Currency, however, doesn’t have these problems. It is just a medium of exchange. The value of goods and services should not be based on the currency, but the value of your goods or services against all goods and services. What makes the value of money go up or down isn’t a factor of the money itself, but its supply in the economy. In order for money to not go up or down in value is how close the government agency hits the mark of how much money was created during a particular period. In the United States the agency in charge with matching the production of money so as not to create inflation or deflation is the Federal Reserve.

Our reserve bank tries to keep the amount of money in our economy at the level of the economies creation of money. This is a bit of guesswork and is not an exact science. If they project too low then the value of currency will increase and you have deflation, if they put too much money into the economy the value of currency will decrease and you have inflation. The Federal Reserve adds or detracts money from the economy by printing money and lending it to the banks that circulate it into our economy in the form of loans. If interest rates are high, fewer people get loans and the money supply in the economy drops, if interest rates are low, loans are more affordable and many more people barrow money and increase the money supply.

# [MATERIAL PROVIDED]
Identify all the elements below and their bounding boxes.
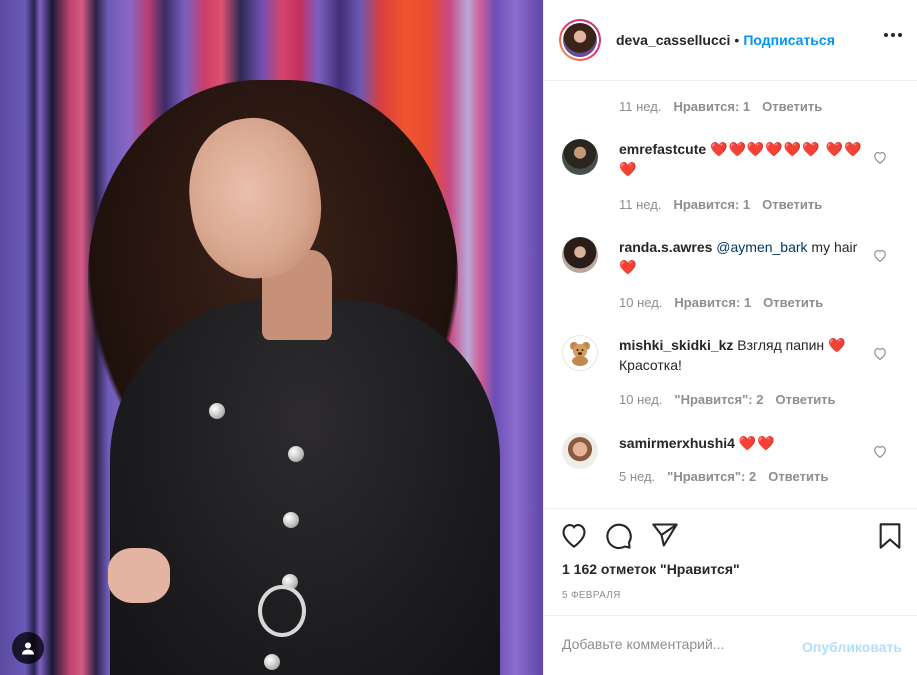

# [WRITTEN INSTRUCTION]
Transcribe the full passage on currency and the money supply word for word, from its first sentence through its last.

# [RESULT BELOW]
Currency, however, doesn’t have these problems. It is just a medium of exchange. The value of goods and services should not be based on the currency, but the value of your goods or services against all goods and services. What makes the value of money go up or down isn’t a factor of the money itself, but its supply in the economy. In order for money to not go up or down in value is how close the government agency hits the mark of how much money was created during a particular period. In the United States the agency in charge with matching the production of money so as not to create inflation or deflation is the Federal Reserve.

Our reserve bank tries to keep the amount of money in our economy at the level of the economies creation of money. This is a bit of guesswork and is not an exact science. If they project too low then the value of currency will increase and you have deflation, if they put too much money into the economy the value of currency will decrease and you have inflation. The Federal Reserve adds or detracts money from the economy by printing money and lending it to the banks that circulate it into our economy in the form of loans. If interest rates are high, fewer people get loans and the money supply in the economy drops, if interest rates are low, loans are more affordable and many more people barrow money and increase the money supply.